Requirements: Go through the data below and gather each line containing "base".

Material supplied:
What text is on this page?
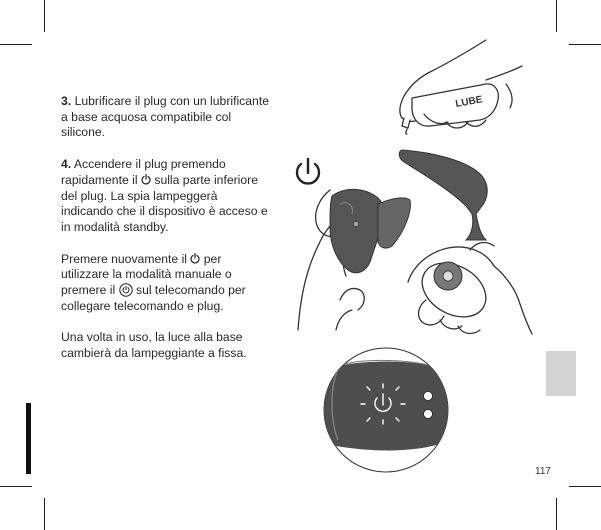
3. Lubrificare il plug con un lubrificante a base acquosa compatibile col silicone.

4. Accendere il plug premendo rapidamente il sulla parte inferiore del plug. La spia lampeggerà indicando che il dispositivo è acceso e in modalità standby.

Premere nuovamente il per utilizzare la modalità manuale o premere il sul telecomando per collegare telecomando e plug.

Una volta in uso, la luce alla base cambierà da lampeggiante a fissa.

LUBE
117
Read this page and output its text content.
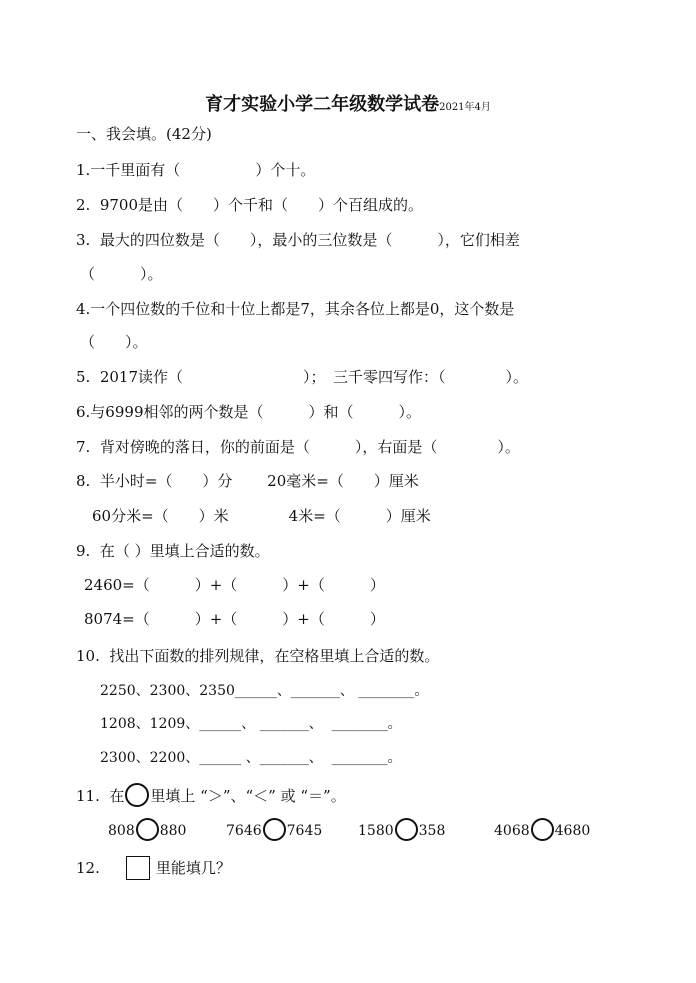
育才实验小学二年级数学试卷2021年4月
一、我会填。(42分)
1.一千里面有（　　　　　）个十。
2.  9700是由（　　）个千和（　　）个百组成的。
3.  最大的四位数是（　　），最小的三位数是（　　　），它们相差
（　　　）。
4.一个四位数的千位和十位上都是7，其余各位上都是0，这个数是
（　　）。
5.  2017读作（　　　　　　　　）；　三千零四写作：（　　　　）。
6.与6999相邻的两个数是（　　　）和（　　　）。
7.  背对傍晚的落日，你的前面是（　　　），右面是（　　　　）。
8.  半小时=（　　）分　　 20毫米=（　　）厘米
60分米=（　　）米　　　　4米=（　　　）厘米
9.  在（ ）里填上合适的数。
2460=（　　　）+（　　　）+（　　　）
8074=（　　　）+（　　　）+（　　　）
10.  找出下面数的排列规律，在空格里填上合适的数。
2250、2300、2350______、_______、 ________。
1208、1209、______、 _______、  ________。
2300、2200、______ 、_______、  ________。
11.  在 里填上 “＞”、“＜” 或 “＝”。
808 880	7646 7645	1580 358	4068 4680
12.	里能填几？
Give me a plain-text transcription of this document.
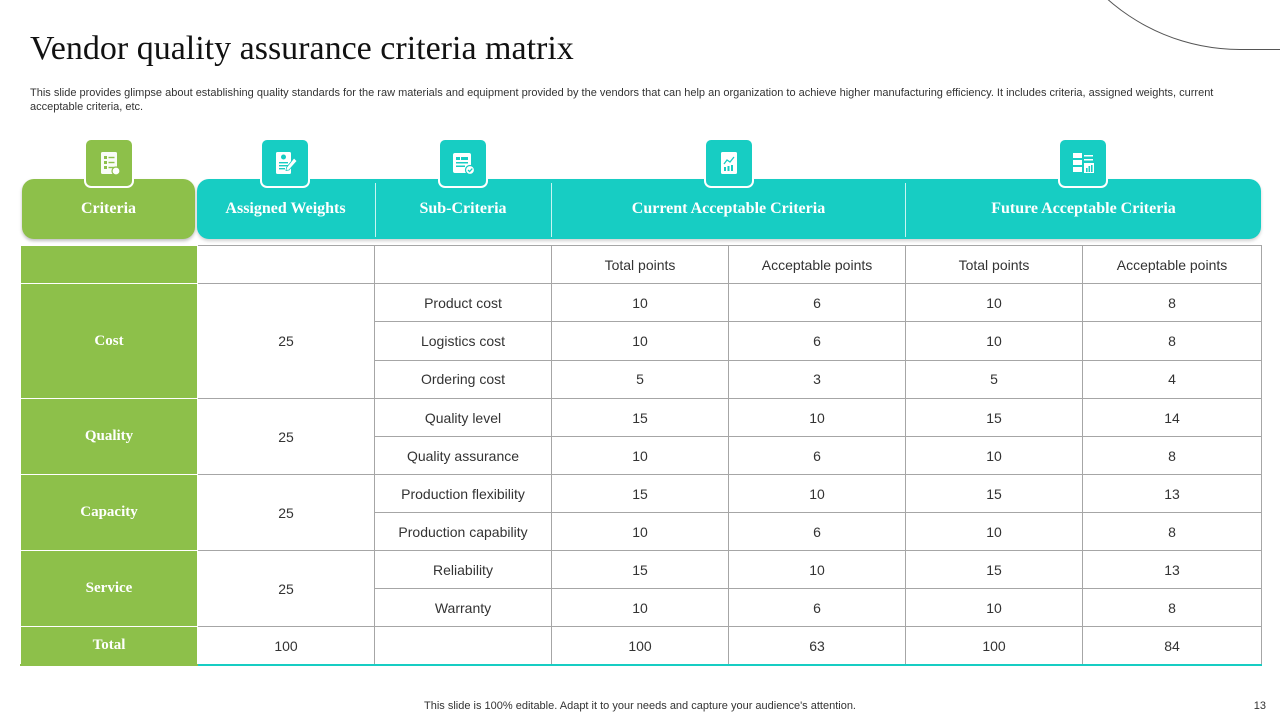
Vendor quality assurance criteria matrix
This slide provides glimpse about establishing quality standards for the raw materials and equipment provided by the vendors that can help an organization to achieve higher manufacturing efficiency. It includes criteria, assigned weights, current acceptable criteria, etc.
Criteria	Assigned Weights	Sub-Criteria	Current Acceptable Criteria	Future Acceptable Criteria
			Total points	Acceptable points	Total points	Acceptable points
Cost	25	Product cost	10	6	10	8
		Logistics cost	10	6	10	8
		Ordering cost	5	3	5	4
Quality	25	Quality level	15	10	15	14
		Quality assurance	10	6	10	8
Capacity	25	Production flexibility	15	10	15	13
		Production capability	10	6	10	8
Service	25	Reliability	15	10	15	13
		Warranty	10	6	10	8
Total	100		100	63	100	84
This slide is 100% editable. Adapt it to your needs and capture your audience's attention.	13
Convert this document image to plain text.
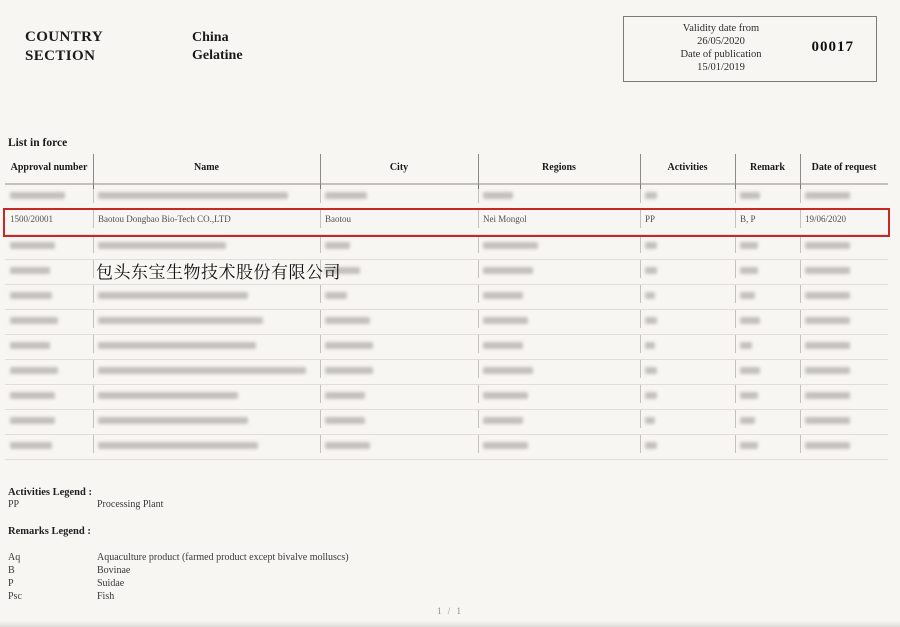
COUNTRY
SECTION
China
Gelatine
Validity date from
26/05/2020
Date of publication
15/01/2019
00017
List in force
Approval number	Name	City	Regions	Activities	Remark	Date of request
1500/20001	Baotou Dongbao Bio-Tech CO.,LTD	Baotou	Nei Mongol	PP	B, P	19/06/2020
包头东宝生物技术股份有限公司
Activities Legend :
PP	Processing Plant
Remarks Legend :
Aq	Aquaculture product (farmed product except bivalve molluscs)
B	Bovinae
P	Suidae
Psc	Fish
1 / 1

Solved problem:
3. Lubrificare il plug con un lubrificante a base acquosa compatibile col silicone.
Una volta in uso, la luce alla base cambierà da lampeggiante a fissa.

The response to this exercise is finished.